▶ [RECORDS SUPPLIED]:
# # # # # # #
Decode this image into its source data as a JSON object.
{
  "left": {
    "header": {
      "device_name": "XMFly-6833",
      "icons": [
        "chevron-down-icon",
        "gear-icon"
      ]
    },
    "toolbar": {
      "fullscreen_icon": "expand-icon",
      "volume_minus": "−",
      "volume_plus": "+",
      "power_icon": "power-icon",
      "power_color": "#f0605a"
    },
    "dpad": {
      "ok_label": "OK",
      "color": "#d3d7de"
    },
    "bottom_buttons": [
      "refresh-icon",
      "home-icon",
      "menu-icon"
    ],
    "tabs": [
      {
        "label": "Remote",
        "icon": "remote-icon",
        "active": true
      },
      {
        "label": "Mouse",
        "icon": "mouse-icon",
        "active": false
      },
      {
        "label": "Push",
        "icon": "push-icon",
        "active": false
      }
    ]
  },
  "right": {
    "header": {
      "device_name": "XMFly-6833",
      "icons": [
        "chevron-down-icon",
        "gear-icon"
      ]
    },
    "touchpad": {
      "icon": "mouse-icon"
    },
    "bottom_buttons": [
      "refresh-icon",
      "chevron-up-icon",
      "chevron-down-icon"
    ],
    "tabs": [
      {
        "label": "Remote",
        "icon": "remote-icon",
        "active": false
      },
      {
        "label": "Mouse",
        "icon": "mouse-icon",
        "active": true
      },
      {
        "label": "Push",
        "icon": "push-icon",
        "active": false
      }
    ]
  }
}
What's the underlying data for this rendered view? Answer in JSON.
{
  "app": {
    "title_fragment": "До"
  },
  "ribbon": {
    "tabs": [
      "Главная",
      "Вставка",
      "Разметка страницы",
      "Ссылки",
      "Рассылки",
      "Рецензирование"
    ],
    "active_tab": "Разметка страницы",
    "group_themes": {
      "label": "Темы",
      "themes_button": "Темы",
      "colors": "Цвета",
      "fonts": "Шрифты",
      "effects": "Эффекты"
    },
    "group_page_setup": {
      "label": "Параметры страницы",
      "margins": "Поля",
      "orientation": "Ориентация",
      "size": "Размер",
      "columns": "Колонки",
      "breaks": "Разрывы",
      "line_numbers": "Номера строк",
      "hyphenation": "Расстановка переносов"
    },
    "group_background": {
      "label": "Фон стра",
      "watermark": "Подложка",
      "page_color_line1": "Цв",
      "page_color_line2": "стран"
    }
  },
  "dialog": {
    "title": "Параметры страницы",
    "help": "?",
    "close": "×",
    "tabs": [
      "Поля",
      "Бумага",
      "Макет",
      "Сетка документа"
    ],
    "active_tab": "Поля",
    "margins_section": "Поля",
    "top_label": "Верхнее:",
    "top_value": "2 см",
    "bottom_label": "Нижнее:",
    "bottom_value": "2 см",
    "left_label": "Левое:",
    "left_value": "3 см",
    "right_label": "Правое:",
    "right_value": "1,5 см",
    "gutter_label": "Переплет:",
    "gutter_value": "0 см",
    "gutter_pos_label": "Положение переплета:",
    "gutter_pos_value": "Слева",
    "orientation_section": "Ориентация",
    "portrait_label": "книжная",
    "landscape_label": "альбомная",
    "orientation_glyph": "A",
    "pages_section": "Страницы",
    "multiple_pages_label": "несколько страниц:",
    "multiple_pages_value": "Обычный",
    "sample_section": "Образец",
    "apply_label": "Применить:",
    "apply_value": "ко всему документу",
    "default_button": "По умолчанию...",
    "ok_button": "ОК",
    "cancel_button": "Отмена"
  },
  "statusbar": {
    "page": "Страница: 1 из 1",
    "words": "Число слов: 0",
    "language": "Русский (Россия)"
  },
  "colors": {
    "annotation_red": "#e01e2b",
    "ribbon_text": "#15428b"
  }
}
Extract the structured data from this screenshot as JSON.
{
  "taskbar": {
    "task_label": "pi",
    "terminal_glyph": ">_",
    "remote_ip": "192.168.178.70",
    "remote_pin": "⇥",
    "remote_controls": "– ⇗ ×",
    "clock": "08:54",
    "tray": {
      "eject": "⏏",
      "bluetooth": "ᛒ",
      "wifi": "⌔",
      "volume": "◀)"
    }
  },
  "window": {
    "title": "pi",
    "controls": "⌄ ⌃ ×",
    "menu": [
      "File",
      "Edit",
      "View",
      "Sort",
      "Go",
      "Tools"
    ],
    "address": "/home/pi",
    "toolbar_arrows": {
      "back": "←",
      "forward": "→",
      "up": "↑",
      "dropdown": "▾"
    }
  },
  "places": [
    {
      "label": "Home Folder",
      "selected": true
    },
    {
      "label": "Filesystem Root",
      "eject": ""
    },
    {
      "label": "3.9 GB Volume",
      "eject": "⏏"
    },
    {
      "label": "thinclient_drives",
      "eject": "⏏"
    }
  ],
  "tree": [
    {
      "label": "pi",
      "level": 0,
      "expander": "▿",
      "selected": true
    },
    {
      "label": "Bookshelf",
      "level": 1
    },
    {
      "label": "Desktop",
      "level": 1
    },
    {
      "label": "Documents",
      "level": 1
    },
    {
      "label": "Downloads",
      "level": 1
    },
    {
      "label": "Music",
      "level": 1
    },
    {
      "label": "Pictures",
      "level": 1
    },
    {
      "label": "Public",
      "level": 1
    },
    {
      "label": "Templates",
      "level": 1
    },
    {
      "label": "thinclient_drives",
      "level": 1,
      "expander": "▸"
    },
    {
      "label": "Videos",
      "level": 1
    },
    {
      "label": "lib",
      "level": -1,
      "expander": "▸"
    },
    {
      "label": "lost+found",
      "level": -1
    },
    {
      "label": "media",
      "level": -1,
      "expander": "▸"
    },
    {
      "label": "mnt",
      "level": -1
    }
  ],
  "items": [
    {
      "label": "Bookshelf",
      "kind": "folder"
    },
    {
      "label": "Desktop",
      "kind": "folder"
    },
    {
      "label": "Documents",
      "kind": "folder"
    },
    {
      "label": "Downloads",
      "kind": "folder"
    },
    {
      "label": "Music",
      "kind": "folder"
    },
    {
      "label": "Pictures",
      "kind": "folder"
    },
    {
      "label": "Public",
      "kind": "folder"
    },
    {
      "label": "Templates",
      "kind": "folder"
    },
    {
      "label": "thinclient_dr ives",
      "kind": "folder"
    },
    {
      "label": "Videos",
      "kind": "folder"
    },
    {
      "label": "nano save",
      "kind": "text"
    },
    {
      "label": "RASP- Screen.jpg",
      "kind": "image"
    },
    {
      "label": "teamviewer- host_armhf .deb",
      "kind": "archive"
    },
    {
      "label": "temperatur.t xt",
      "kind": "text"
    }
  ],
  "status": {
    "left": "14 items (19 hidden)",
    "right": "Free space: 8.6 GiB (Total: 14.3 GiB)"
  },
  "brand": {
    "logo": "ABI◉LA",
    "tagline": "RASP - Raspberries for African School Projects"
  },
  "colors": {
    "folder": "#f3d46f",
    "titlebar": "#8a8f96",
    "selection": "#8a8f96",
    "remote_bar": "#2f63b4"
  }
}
# # # # # # #
▶ [DESCRIPTION OF THE TASK]:
Reproduce every record, matching each line exactly.

▶ [SOLUTION TO THIS EXERCISE]:
Decode this image into its source data as a JSON object.
{
  "left": {
    "header": {
      "device_name": "XMFly-6833",
      "icons": [
        "chevron-down-icon",
        "gear-icon"
      ]
    },
    "toolbar": {
      "fullscreen_icon": "expand-icon",
      "volume_minus": "−",
      "volume_plus": "+",
      "power_icon": "power-icon",
      "power_color": "#f0605a"
    },
    "dpad": {
      "ok_label": "OK",
      "color": "#d3d7de"
    },
    "bottom_buttons": [
      "refresh-icon",
      "home-icon",
      "menu-icon"
    ],
    "tabs": [
      {
        "label": "Remote",
        "icon": "remote-icon",
        "active": true
      },
      {
        "label": "Mouse",
        "icon": "mouse-icon",
        "active": false
      },
      {
        "label": "Push",
        "icon": "push-icon",
        "active": false
      }
    ]
  },
  "right": {
    "header": {
      "device_name": "XMFly-6833",
      "icons": [
        "chevron-down-icon",
        "gear-icon"
      ]
    },
    "touchpad": {
      "icon": "mouse-icon"
    },
    "bottom_buttons": [
      "refresh-icon",
      "chevron-up-icon",
      "chevron-down-icon"
    ],
    "tabs": [
      {
        "label": "Remote",
        "icon": "remote-icon",
        "active": false
      },
      {
        "label": "Mouse",
        "icon": "mouse-icon",
        "active": true
      },
      {
        "label": "Push",
        "icon": "push-icon",
        "active": false
      }
    ]
  }
}
What's the underlying data for this rendered view? Answer in JSON.
{
  "app": {
    "title_fragment": "До"
  },
  "ribbon": {
    "tabs": [
      "Главная",
      "Вставка",
      "Разметка страницы",
      "Ссылки",
      "Рассылки",
      "Рецензирование"
    ],
    "active_tab": "Разметка страницы",
    "group_themes": {
      "label": "Темы",
      "themes_button": "Темы",
      "colors": "Цвета",
      "fonts": "Шрифты",
      "effects": "Эффекты"
    },
    "group_page_setup": {
      "label": "Параметры страницы",
      "margins": "Поля",
      "orientation": "Ориентация",
      "size": "Размер",
      "columns": "Колонки",
      "breaks": "Разрывы",
      "line_numbers": "Номера строк",
      "hyphenation": "Расстановка переносов"
    },
    "group_background": {
      "label": "Фон стра",
      "watermark": "Подложка",
      "page_color_line1": "Цв",
      "page_color_line2": "стран"
    }
  },
  "dialog": {
    "title": "Параметры страницы",
    "help": "?",
    "close": "×",
    "tabs": [
      "Поля",
      "Бумага",
      "Макет",
      "Сетка документа"
    ],
    "active_tab": "Поля",
    "margins_section": "Поля",
    "top_label": "Верхнее:",
    "top_value": "2 см",
    "bottom_label": "Нижнее:",
    "bottom_value": "2 см",
    "left_label": "Левое:",
    "left_value": "3 см",
    "right_label": "Правое:",
    "right_value": "1,5 см",
    "gutter_label": "Переплет:",
    "gutter_value": "0 см",
    "gutter_pos_label": "Положение переплета:",
    "gutter_pos_value": "Слева",
    "orientation_section": "Ориентация",
    "portrait_label": "книжная",
    "landscape_label": "альбомная",
    "orientation_glyph": "A",
    "pages_section": "Страницы",
    "multiple_pages_label": "несколько страниц:",
    "multiple_pages_value": "Обычный",
    "sample_section": "Образец",
    "apply_label": "Применить:",
    "apply_value": "ко всему документу",
    "default_button": "По умолчанию...",
    "ok_button": "ОК",
    "cancel_button": "Отмена"
  },
  "statusbar": {
    "page": "Страница: 1 из 1",
    "words": "Число слов: 0",
    "language": "Русский (Россия)"
  },
  "colors": {
    "annotation_red": "#e01e2b",
    "ribbon_text": "#15428b"
  }
}
Extract the structured data from this screenshot as JSON.
{
  "taskbar": {
    "task_label": "pi",
    "terminal_glyph": ">_",
    "remote_ip": "192.168.178.70",
    "remote_pin": "⇥",
    "remote_controls": "– ⇗ ×",
    "clock": "08:54",
    "tray": {
      "eject": "⏏",
      "bluetooth": "ᛒ",
      "wifi": "⌔",
      "volume": "◀)"
    }
  },
  "window": {
    "title": "pi",
    "controls": "⌄ ⌃ ×",
    "menu": [
      "File",
      "Edit",
      "View",
      "Sort",
      "Go",
      "Tools"
    ],
    "address": "/home/pi",
    "toolbar_arrows": {
      "back": "←",
      "forward": "→",
      "up": "↑",
      "dropdown": "▾"
    }
  },
  "places": [
    {
      "label": "Home Folder",
      "selected": true
    },
    {
      "label": "Filesystem Root",
      "eject": ""
    },
    {
      "label": "3.9 GB Volume",
      "eject": "⏏"
    },
    {
      "label": "thinclient_drives",
      "eject": "⏏"
    }
  ],
  "tree": [
    {
      "label": "pi",
      "level": 0,
      "expander": "▿",
      "selected": true
    },
    {
      "label": "Bookshelf",
      "level": 1
    },
    {
      "label": "Desktop",
      "level": 1
    },
    {
      "label": "Documents",
      "level": 1
    },
    {
      "label": "Downloads",
      "level": 1
    },
    {
      "label": "Music",
      "level": 1
    },
    {
      "label": "Pictures",
      "level": 1
    },
    {
      "label": "Public",
      "level": 1
    },
    {
      "label": "Templates",
      "level": 1
    },
    {
      "label": "thinclient_drives",
      "level": 1,
      "expander": "▸"
    },
    {
      "label": "Videos",
      "level": 1
    },
    {
      "label": "lib",
      "level": -1,
      "expander": "▸"
    },
    {
      "label": "lost+found",
      "level": -1
    },
    {
      "label": "media",
      "level": -1,
      "expander": "▸"
    },
    {
      "label": "mnt",
      "level": -1
    }
  ],
  "items": [
    {
      "label": "Bookshelf",
      "kind": "folder"
    },
    {
      "label": "Desktop",
      "kind": "folder"
    },
    {
      "label": "Documents",
      "kind": "folder"
    },
    {
      "label": "Downloads",
      "kind": "folder"
    },
    {
      "label": "Music",
      "kind": "folder"
    },
    {
      "label": "Pictures",
      "kind": "folder"
    },
    {
      "label": "Public",
      "kind": "folder"
    },
    {
      "label": "Templates",
      "kind": "folder"
    },
    {
      "label": "thinclient_dr ives",
      "kind": "folder"
    },
    {
      "label": "Videos",
      "kind": "folder"
    },
    {
      "label": "nano save",
      "kind": "text"
    },
    {
      "label": "RASP- Screen.jpg",
      "kind": "image"
    },
    {
      "label": "teamviewer- host_armhf .deb",
      "kind": "archive"
    },
    {
      "label": "temperatur.t xt",
      "kind": "text"
    }
  ],
  "status": {
    "left": "14 items (19 hidden)",
    "right": "Free space: 8.6 GiB (Total: 14.3 GiB)"
  },
  "brand": {
    "logo": "ABI◉LA",
    "tagline": "RASP - Raspberries for African School Projects"
  },
  "colors": {
    "folder": "#f3d46f",
    "titlebar": "#8a8f96",
    "selection": "#8a8f96",
    "remote_bar": "#2f63b4"
  }
}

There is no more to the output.